Figure collection entries
▬▬▬▬▬▬

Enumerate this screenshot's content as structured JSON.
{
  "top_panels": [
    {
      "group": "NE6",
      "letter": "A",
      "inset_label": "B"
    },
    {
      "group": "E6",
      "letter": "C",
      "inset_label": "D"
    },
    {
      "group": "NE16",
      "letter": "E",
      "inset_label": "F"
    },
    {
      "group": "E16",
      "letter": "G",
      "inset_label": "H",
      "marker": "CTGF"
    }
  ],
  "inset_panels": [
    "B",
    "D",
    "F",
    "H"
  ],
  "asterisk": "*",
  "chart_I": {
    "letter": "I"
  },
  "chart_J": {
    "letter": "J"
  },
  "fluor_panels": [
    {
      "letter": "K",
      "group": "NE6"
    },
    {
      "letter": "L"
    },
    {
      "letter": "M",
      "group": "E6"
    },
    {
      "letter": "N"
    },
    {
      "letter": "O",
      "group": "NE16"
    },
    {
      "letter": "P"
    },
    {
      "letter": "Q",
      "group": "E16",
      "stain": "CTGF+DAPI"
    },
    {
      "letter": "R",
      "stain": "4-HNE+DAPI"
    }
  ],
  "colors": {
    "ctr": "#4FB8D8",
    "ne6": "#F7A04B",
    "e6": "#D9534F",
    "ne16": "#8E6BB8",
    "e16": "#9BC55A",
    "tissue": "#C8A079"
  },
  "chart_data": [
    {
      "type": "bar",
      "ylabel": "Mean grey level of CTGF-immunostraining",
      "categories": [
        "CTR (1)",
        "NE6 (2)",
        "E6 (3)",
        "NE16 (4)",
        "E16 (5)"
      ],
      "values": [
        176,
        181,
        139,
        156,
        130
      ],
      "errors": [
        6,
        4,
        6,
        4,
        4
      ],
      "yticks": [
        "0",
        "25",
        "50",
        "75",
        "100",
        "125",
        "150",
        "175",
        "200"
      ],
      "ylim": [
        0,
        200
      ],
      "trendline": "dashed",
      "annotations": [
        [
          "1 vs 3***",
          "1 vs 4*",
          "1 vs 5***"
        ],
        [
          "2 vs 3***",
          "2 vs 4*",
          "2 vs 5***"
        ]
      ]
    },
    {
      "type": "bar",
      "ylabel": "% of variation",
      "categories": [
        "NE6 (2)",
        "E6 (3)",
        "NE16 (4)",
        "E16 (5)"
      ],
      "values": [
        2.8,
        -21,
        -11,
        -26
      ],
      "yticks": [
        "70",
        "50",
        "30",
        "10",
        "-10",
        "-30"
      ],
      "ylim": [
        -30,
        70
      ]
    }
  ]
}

▬▬▬▬▬▬

Extract the listing in its entirety, matching it exactly.

(Solved exercise)
Enumerate this screenshot's content as structured JSON.
{
  "top_panels": [
    {
      "group": "NE6",
      "letter": "A",
      "inset_label": "B"
    },
    {
      "group": "E6",
      "letter": "C",
      "inset_label": "D"
    },
    {
      "group": "NE16",
      "letter": "E",
      "inset_label": "F"
    },
    {
      "group": "E16",
      "letter": "G",
      "inset_label": "H",
      "marker": "CTGF"
    }
  ],
  "inset_panels": [
    "B",
    "D",
    "F",
    "H"
  ],
  "asterisk": "*",
  "chart_I": {
    "letter": "I"
  },
  "chart_J": {
    "letter": "J"
  },
  "fluor_panels": [
    {
      "letter": "K",
      "group": "NE6"
    },
    {
      "letter": "L"
    },
    {
      "letter": "M",
      "group": "E6"
    },
    {
      "letter": "N"
    },
    {
      "letter": "O",
      "group": "NE16"
    },
    {
      "letter": "P"
    },
    {
      "letter": "Q",
      "group": "E16",
      "stain": "CTGF+DAPI"
    },
    {
      "letter": "R",
      "stain": "4-HNE+DAPI"
    }
  ],
  "colors": {
    "ctr": "#4FB8D8",
    "ne6": "#F7A04B",
    "e6": "#D9534F",
    "ne16": "#8E6BB8",
    "e16": "#9BC55A",
    "tissue": "#C8A079"
  },
  "chart_data": [
    {
      "type": "bar",
      "ylabel": "Mean grey level of CTGF-immunostraining",
      "categories": [
        "CTR (1)",
        "NE6 (2)",
        "E6 (3)",
        "NE16 (4)",
        "E16 (5)"
      ],
      "values": [
        176,
        181,
        139,
        156,
        130
      ],
      "errors": [
        6,
        4,
        6,
        4,
        4
      ],
      "yticks": [
        "0",
        "25",
        "50",
        "75",
        "100",
        "125",
        "150",
        "175",
        "200"
      ],
      "ylim": [
        0,
        200
      ],
      "trendline": "dashed",
      "annotations": [
        [
          "1 vs 3***",
          "1 vs 4*",
          "1 vs 5***"
        ],
        [
          "2 vs 3***",
          "2 vs 4*",
          "2 vs 5***"
        ]
      ]
    },
    {
      "type": "bar",
      "ylabel": "% of variation",
      "categories": [
        "NE6 (2)",
        "E6 (3)",
        "NE16 (4)",
        "E16 (5)"
      ],
      "values": [
        2.8,
        -21,
        -11,
        -26
      ],
      "yticks": [
        "70",
        "50",
        "30",
        "10",
        "-10",
        "-30"
      ],
      "ylim": [
        -30,
        70
      ]
    }
  ]
}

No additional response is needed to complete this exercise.